WORK TO DO:
Your task is to print all of the material verbatim.

* Start RECORDS *

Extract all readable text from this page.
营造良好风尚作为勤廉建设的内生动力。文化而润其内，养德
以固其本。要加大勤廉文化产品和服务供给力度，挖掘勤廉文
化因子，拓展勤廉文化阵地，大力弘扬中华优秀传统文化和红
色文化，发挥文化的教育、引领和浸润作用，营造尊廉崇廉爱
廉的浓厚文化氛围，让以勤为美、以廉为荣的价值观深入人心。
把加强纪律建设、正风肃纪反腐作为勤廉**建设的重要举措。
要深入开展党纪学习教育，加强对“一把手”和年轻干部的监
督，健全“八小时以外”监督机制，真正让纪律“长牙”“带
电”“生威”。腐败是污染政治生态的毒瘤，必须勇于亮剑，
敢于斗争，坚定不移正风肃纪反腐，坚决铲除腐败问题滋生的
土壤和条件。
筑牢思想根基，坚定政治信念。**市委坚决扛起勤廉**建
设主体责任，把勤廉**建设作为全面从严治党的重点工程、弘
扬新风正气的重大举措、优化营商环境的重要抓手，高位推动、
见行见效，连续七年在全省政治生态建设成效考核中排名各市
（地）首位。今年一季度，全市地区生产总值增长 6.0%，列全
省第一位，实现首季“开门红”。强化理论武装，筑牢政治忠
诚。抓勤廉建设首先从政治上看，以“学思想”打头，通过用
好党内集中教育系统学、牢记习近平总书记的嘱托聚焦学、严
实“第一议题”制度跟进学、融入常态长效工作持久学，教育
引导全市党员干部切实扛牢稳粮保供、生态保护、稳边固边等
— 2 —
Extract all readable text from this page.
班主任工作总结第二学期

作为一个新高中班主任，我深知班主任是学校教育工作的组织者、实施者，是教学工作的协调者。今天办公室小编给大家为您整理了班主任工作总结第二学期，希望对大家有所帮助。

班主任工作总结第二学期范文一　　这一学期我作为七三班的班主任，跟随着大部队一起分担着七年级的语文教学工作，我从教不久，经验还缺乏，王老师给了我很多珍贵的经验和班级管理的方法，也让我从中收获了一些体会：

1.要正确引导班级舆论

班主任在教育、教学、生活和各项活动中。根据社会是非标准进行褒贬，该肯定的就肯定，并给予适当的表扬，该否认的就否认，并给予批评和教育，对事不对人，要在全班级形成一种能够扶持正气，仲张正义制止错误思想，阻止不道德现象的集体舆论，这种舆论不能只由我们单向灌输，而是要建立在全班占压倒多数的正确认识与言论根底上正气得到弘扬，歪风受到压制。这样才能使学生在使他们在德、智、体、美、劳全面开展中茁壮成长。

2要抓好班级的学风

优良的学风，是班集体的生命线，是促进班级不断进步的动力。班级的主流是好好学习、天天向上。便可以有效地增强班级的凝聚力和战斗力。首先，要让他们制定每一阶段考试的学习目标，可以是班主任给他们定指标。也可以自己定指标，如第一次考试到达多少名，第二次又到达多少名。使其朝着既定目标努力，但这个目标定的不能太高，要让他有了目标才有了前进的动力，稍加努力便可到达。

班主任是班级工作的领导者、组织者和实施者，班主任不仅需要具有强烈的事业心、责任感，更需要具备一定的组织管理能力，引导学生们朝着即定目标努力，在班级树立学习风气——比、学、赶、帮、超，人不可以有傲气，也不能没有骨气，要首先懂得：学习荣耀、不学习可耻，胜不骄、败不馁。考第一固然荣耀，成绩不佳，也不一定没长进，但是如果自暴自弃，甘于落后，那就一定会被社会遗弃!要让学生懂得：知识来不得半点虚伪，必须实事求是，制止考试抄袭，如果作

* End RECORDS *

FULL OUTPUT:
Extract all readable text from this page.
营造良好风尚作为勤廉建设的内生动力。文化而润其内，养德
以固其本。要加大勤廉文化产品和服务供给力度，挖掘勤廉文
化因子，拓展勤廉文化阵地，大力弘扬中华优秀传统文化和红
色文化，发挥文化的教育、引领和浸润作用，营造尊廉崇廉爱
廉的浓厚文化氛围，让以勤为美、以廉为荣的价值观深入人心。
把加强纪律建设、正风肃纪反腐作为勤廉**建设的重要举措。
要深入开展党纪学习教育，加强对“一把手”和年轻干部的监
督，健全“八小时以外”监督机制，真正让纪律“长牙”“带
电”“生威”。腐败是污染政治生态的毒瘤，必须勇于亮剑，
敢于斗争，坚定不移正风肃纪反腐，坚决铲除腐败问题滋生的
土壤和条件。
筑牢思想根基，坚定政治信念。**市委坚决扛起勤廉**建
设主体责任，把勤廉**建设作为全面从严治党的重点工程、弘
扬新风正气的重大举措、优化营商环境的重要抓手，高位推动、
见行见效，连续七年在全省政治生态建设成效考核中排名各市
（地）首位。今年一季度，全市地区生产总值增长 6.0%，列全
省第一位，实现首季“开门红”。强化理论武装，筑牢政治忠
诚。抓勤廉建设首先从政治上看，以“学思想”打头，通过用
好党内集中教育系统学、牢记习近平总书记的嘱托聚焦学、严
实“第一议题”制度跟进学、融入常态长效工作持久学，教育
引导全市党员干部切实扛牢稳粮保供、生态保护、稳边固边等
— 2 —
Extract all readable text from this page.
班主任工作总结第二学期

作为一个新高中班主任，我深知班主任是学校教育工作的组织者、实施者，是教学工作的协调者。今天办公室小编给大家为您整理了班主任工作总结第二学期，希望对大家有所帮助。

班主任工作总结第二学期范文一　　这一学期我作为七三班的班主任，跟随着大部队一起分担着七年级的语文教学工作，我从教不久，经验还缺乏，王老师给了我很多珍贵的经验和班级管理的方法，也让我从中收获了一些体会：

1.要正确引导班级舆论

班主任在教育、教学、生活和各项活动中。根据社会是非标准进行褒贬，该肯定的就肯定，并给予适当的表扬，该否认的就否认，并给予批评和教育，对事不对人，要在全班级形成一种能够扶持正气，仲张正义制止错误思想，阻止不道德现象的集体舆论，这种舆论不能只由我们单向灌输，而是要建立在全班占压倒多数的正确认识与言论根底上正气得到弘扬，歪风受到压制。这样才能使学生在使他们在德、智、体、美、劳全面开展中茁壮成长。

2要抓好班级的学风

优良的学风，是班集体的生命线，是促进班级不断进步的动力。班级的主流是好好学习、天天向上。便可以有效地增强班级的凝聚力和战斗力。首先，要让他们制定每一阶段考试的学习目标，可以是班主任给他们定指标。也可以自己定指标，如第一次考试到达多少名，第二次又到达多少名。使其朝着既定目标努力，但这个目标定的不能太高，要让他有了目标才有了前进的动力，稍加努力便可到达。

班主任是班级工作的领导者、组织者和实施者，班主任不仅需要具有强烈的事业心、责任感，更需要具备一定的组织管理能力，引导学生们朝着即定目标努力，在班级树立学习风气——比、学、赶、帮、超，人不可以有傲气，也不能没有骨气，要首先懂得：学习荣耀、不学习可耻，胜不骄、败不馁。考第一固然荣耀，成绩不佳，也不一定没长进，但是如果自暴自弃，甘于落后，那就一定会被社会遗弃!要让学生懂得：知识来不得半点虚伪，必须实事求是，制止考试抄袭，如果作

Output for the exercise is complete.